STATED EXERCISE - Leave out the pictures and return every entry exactly as it appears.

DATA TO PROCESS -
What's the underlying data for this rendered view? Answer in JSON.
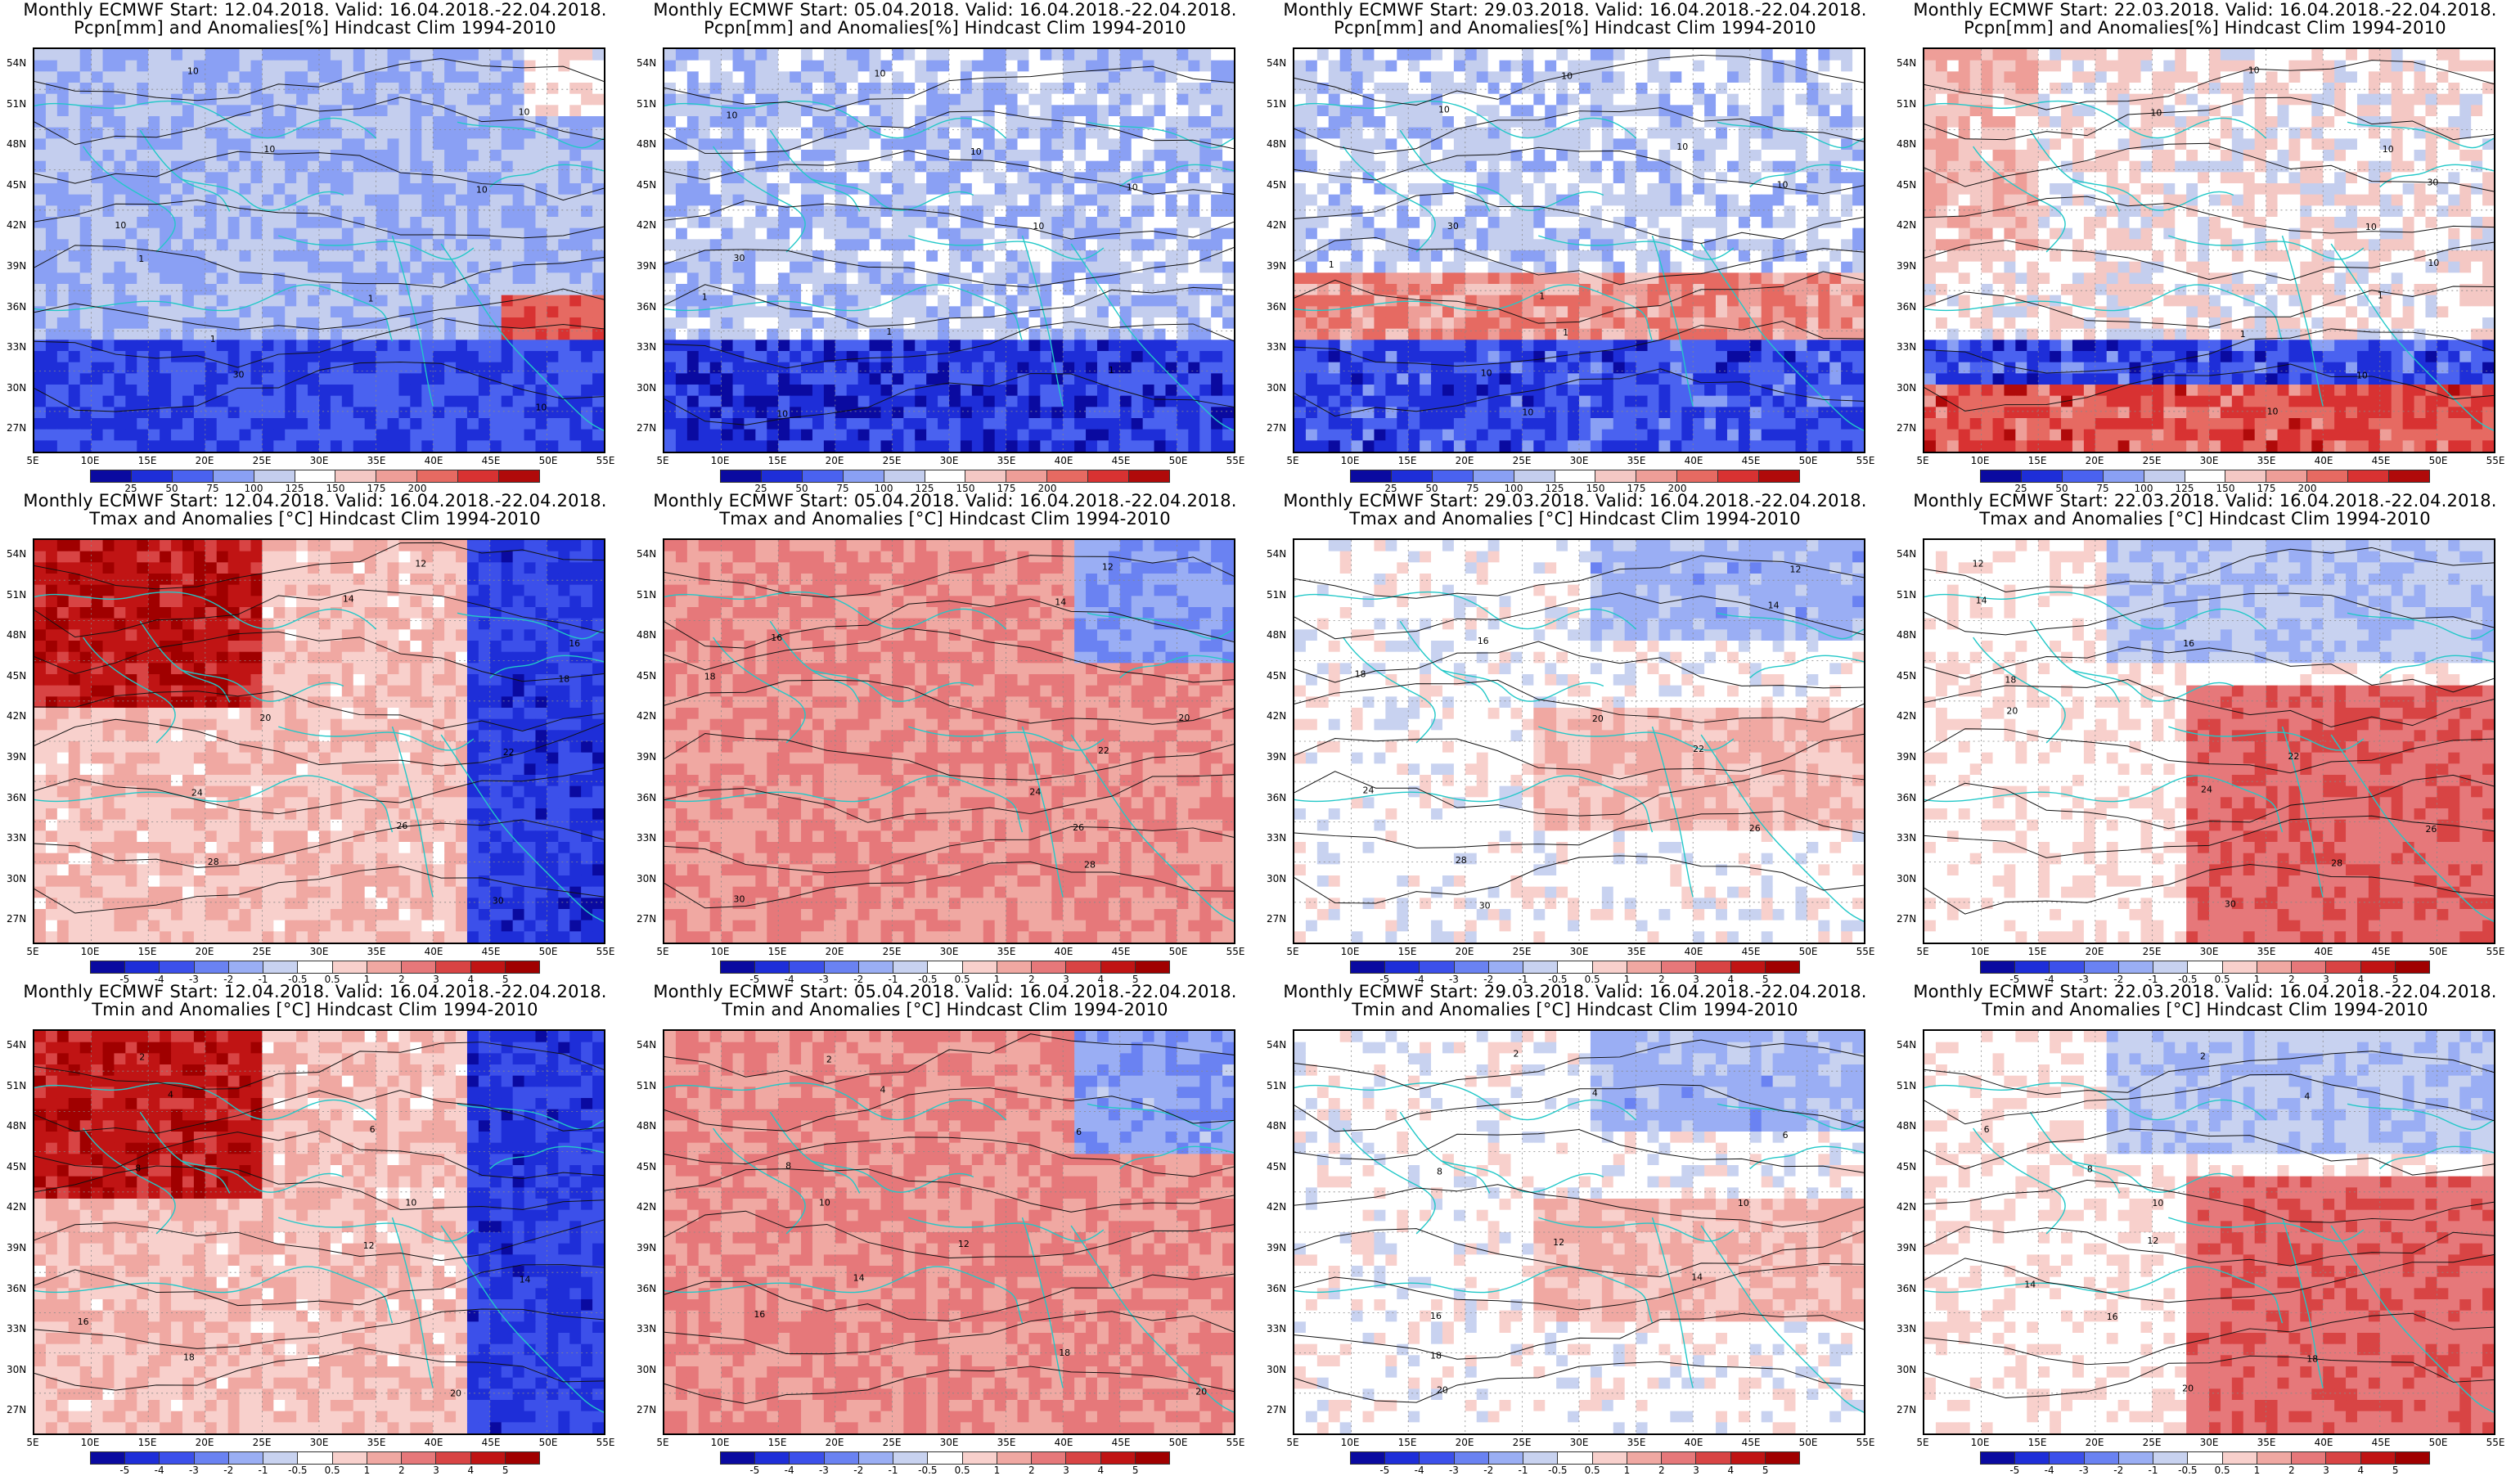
{
  "columns": [
    {
      "start": "12.04.2018"
    },
    {
      "start": "05.04.2018"
    },
    {
      "start": "29.03.2018"
    },
    {
      "start": "22.03.2018"
    }
  ],
  "rows": [
    {
      "title_line1_template": "Monthly ECMWF Start: {start}. Valid: 16.04.2018.-22.04.2018.",
      "title_line2": "Pcpn[mm] and Anomalies[%] Hindcast Clim 1994-2010",
      "colorbar_ticks": [
        "25",
        "50",
        "75",
        "100",
        "125",
        "150",
        "175",
        "200"
      ],
      "colorbar_colors": [
        "#0a0aa0",
        "#1e2ed8",
        "#4a62f0",
        "#8aa0f4",
        "#c4ceee",
        "#ffffff",
        "#f4c8c4",
        "#ee9e98",
        "#e66a62",
        "#d83232",
        "#b00a0a"
      ]
    },
    {
      "title_line1_template": "Monthly ECMWF Start: {start}. Valid: 16.04.2018.-22.04.2018.",
      "title_line2": "Tmax and Anomalies [°C] Hindcast Clim 1994-2010",
      "colorbar_ticks": [
        "-5",
        "-4",
        "-3",
        "-2",
        "-1",
        "-0.5",
        "0.5",
        "1",
        "2",
        "3",
        "4",
        "5"
      ],
      "colorbar_colors": [
        "#0a0aa0",
        "#1e2ed8",
        "#3c50ea",
        "#6a82f2",
        "#9aaef4",
        "#c8d2f0",
        "#ffffff",
        "#f8d0cc",
        "#f0a8a2",
        "#e6787a",
        "#d84444",
        "#c01414",
        "#a00000"
      ]
    },
    {
      "title_line1_template": "Monthly ECMWF Start: {start}. Valid: 16.04.2018.-22.04.2018.",
      "title_line2": "Tmin and Anomalies [°C] Hindcast Clim 1994-2010",
      "colorbar_ticks": [
        "-5",
        "-4",
        "-3",
        "-2",
        "-1",
        "-0.5",
        "0.5",
        "1",
        "2",
        "3",
        "4",
        "5"
      ],
      "colorbar_colors": [
        "#0a0aa0",
        "#1e2ed8",
        "#3c50ea",
        "#6a82f2",
        "#9aaef4",
        "#c8d2f0",
        "#ffffff",
        "#f8d0cc",
        "#f0a8a2",
        "#e6787a",
        "#d84444",
        "#c01414",
        "#a00000"
      ]
    }
  ],
  "axes": {
    "lat_labels": [
      "54N",
      "51N",
      "48N",
      "45N",
      "42N",
      "39N",
      "36N",
      "33N",
      "30N",
      "27N"
    ],
    "lon_labels": [
      "5E",
      "10E",
      "15E",
      "20E",
      "25E",
      "30E",
      "35E",
      "40E",
      "45E",
      "50E",
      "55E"
    ]
  },
  "panels": [
    {
      "row": 0,
      "col": 0,
      "contour_labels": [
        "10",
        "10",
        "10",
        "10",
        "10",
        "1",
        "1",
        "1",
        "30",
        "10"
      ],
      "anomaly": "mostly_dry"
    },
    {
      "row": 0,
      "col": 1,
      "contour_labels": [
        "10",
        "10",
        "10",
        "10",
        "10",
        "30",
        "1",
        "1",
        "1",
        "10"
      ],
      "anomaly": "dry"
    },
    {
      "row": 0,
      "col": 2,
      "contour_labels": [
        "10",
        "10",
        "10",
        "10",
        "30",
        "1",
        "1",
        "1",
        "10",
        "10"
      ],
      "anomaly": "mixed"
    },
    {
      "row": 0,
      "col": 3,
      "contour_labels": [
        "10",
        "10",
        "10",
        "30",
        "10",
        "10",
        "1",
        "1",
        "10",
        "10"
      ],
      "anomaly": "mixed_wet_south"
    },
    {
      "row": 1,
      "col": 0,
      "contour_labels": [
        "12",
        "14",
        "16",
        "18",
        "20",
        "22",
        "24",
        "26",
        "28",
        "30"
      ],
      "anomaly": "warm_west_cold_east"
    },
    {
      "row": 1,
      "col": 1,
      "contour_labels": [
        "12",
        "14",
        "16",
        "18",
        "20",
        "22",
        "24",
        "26",
        "28",
        "30"
      ],
      "anomaly": "warm"
    },
    {
      "row": 1,
      "col": 2,
      "contour_labels": [
        "12",
        "14",
        "16",
        "18",
        "20",
        "22",
        "24",
        "26",
        "28",
        "30"
      ],
      "anomaly": "near_normal"
    },
    {
      "row": 1,
      "col": 3,
      "contour_labels": [
        "12",
        "14",
        "16",
        "18",
        "20",
        "22",
        "24",
        "26",
        "28",
        "30"
      ],
      "anomaly": "warm_southeast"
    },
    {
      "row": 2,
      "col": 0,
      "contour_labels": [
        "2",
        "4",
        "6",
        "8",
        "10",
        "12",
        "14",
        "16",
        "18",
        "20"
      ],
      "anomaly": "warm_west_cold_east"
    },
    {
      "row": 2,
      "col": 1,
      "contour_labels": [
        "2",
        "4",
        "6",
        "8",
        "10",
        "12",
        "14",
        "16",
        "18",
        "20"
      ],
      "anomaly": "warm"
    },
    {
      "row": 2,
      "col": 2,
      "contour_labels": [
        "2",
        "4",
        "6",
        "8",
        "10",
        "12",
        "14",
        "16",
        "18",
        "20"
      ],
      "anomaly": "near_normal"
    },
    {
      "row": 2,
      "col": 3,
      "contour_labels": [
        "2",
        "4",
        "6",
        "8",
        "10",
        "12",
        "14",
        "16",
        "18",
        "20"
      ],
      "anomaly": "warm_southeast"
    }
  ]
}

SOLUTION FOR THIS TASK -
What's the underlying data for this rendered view? Answer in JSON.
{
  "columns": [
    {
      "start": "12.04.2018"
    },
    {
      "start": "05.04.2018"
    },
    {
      "start": "29.03.2018"
    },
    {
      "start": "22.03.2018"
    }
  ],
  "rows": [
    {
      "title_line1_template": "Monthly ECMWF Start: {start}. Valid: 16.04.2018.-22.04.2018.",
      "title_line2": "Pcpn[mm] and Anomalies[%] Hindcast Clim 1994-2010",
      "colorbar_ticks": [
        "25",
        "50",
        "75",
        "100",
        "125",
        "150",
        "175",
        "200"
      ],
      "colorbar_colors": [
        "#0a0aa0",
        "#1e2ed8",
        "#4a62f0",
        "#8aa0f4",
        "#c4ceee",
        "#ffffff",
        "#f4c8c4",
        "#ee9e98",
        "#e66a62",
        "#d83232",
        "#b00a0a"
      ]
    },
    {
      "title_line1_template": "Monthly ECMWF Start: {start}. Valid: 16.04.2018.-22.04.2018.",
      "title_line2": "Tmax and Anomalies [°C] Hindcast Clim 1994-2010",
      "colorbar_ticks": [
        "-5",
        "-4",
        "-3",
        "-2",
        "-1",
        "-0.5",
        "0.5",
        "1",
        "2",
        "3",
        "4",
        "5"
      ],
      "colorbar_colors": [
        "#0a0aa0",
        "#1e2ed8",
        "#3c50ea",
        "#6a82f2",
        "#9aaef4",
        "#c8d2f0",
        "#ffffff",
        "#f8d0cc",
        "#f0a8a2",
        "#e6787a",
        "#d84444",
        "#c01414",
        "#a00000"
      ]
    },
    {
      "title_line1_template": "Monthly ECMWF Start: {start}. Valid: 16.04.2018.-22.04.2018.",
      "title_line2": "Tmin and Anomalies [°C] Hindcast Clim 1994-2010",
      "colorbar_ticks": [
        "-5",
        "-4",
        "-3",
        "-2",
        "-1",
        "-0.5",
        "0.5",
        "1",
        "2",
        "3",
        "4",
        "5"
      ],
      "colorbar_colors": [
        "#0a0aa0",
        "#1e2ed8",
        "#3c50ea",
        "#6a82f2",
        "#9aaef4",
        "#c8d2f0",
        "#ffffff",
        "#f8d0cc",
        "#f0a8a2",
        "#e6787a",
        "#d84444",
        "#c01414",
        "#a00000"
      ]
    }
  ],
  "axes": {
    "lat_labels": [
      "54N",
      "51N",
      "48N",
      "45N",
      "42N",
      "39N",
      "36N",
      "33N",
      "30N",
      "27N"
    ],
    "lon_labels": [
      "5E",
      "10E",
      "15E",
      "20E",
      "25E",
      "30E",
      "35E",
      "40E",
      "45E",
      "50E",
      "55E"
    ]
  },
  "panels": [
    {
      "row": 0,
      "col": 0,
      "contour_labels": [
        "10",
        "10",
        "10",
        "10",
        "10",
        "1",
        "1",
        "1",
        "30",
        "10"
      ],
      "anomaly": "mostly_dry"
    },
    {
      "row": 0,
      "col": 1,
      "contour_labels": [
        "10",
        "10",
        "10",
        "10",
        "10",
        "30",
        "1",
        "1",
        "1",
        "10"
      ],
      "anomaly": "dry"
    },
    {
      "row": 0,
      "col": 2,
      "contour_labels": [
        "10",
        "10",
        "10",
        "10",
        "30",
        "1",
        "1",
        "1",
        "10",
        "10"
      ],
      "anomaly": "mixed"
    },
    {
      "row": 0,
      "col": 3,
      "contour_labels": [
        "10",
        "10",
        "10",
        "30",
        "10",
        "10",
        "1",
        "1",
        "10",
        "10"
      ],
      "anomaly": "mixed_wet_south"
    },
    {
      "row": 1,
      "col": 0,
      "contour_labels": [
        "12",
        "14",
        "16",
        "18",
        "20",
        "22",
        "24",
        "26",
        "28",
        "30"
      ],
      "anomaly": "warm_west_cold_east"
    },
    {
      "row": 1,
      "col": 1,
      "contour_labels": [
        "12",
        "14",
        "16",
        "18",
        "20",
        "22",
        "24",
        "26",
        "28",
        "30"
      ],
      "anomaly": "warm"
    },
    {
      "row": 1,
      "col": 2,
      "contour_labels": [
        "12",
        "14",
        "16",
        "18",
        "20",
        "22",
        "24",
        "26",
        "28",
        "30"
      ],
      "anomaly": "near_normal"
    },
    {
      "row": 1,
      "col": 3,
      "contour_labels": [
        "12",
        "14",
        "16",
        "18",
        "20",
        "22",
        "24",
        "26",
        "28",
        "30"
      ],
      "anomaly": "warm_southeast"
    },
    {
      "row": 2,
      "col": 0,
      "contour_labels": [
        "2",
        "4",
        "6",
        "8",
        "10",
        "12",
        "14",
        "16",
        "18",
        "20"
      ],
      "anomaly": "warm_west_cold_east"
    },
    {
      "row": 2,
      "col": 1,
      "contour_labels": [
        "2",
        "4",
        "6",
        "8",
        "10",
        "12",
        "14",
        "16",
        "18",
        "20"
      ],
      "anomaly": "warm"
    },
    {
      "row": 2,
      "col": 2,
      "contour_labels": [
        "2",
        "4",
        "6",
        "8",
        "10",
        "12",
        "14",
        "16",
        "18",
        "20"
      ],
      "anomaly": "near_normal"
    },
    {
      "row": 2,
      "col": 3,
      "contour_labels": [
        "2",
        "4",
        "6",
        "8",
        "10",
        "12",
        "14",
        "16",
        "18",
        "20"
      ],
      "anomaly": "warm_southeast"
    }
  ]
}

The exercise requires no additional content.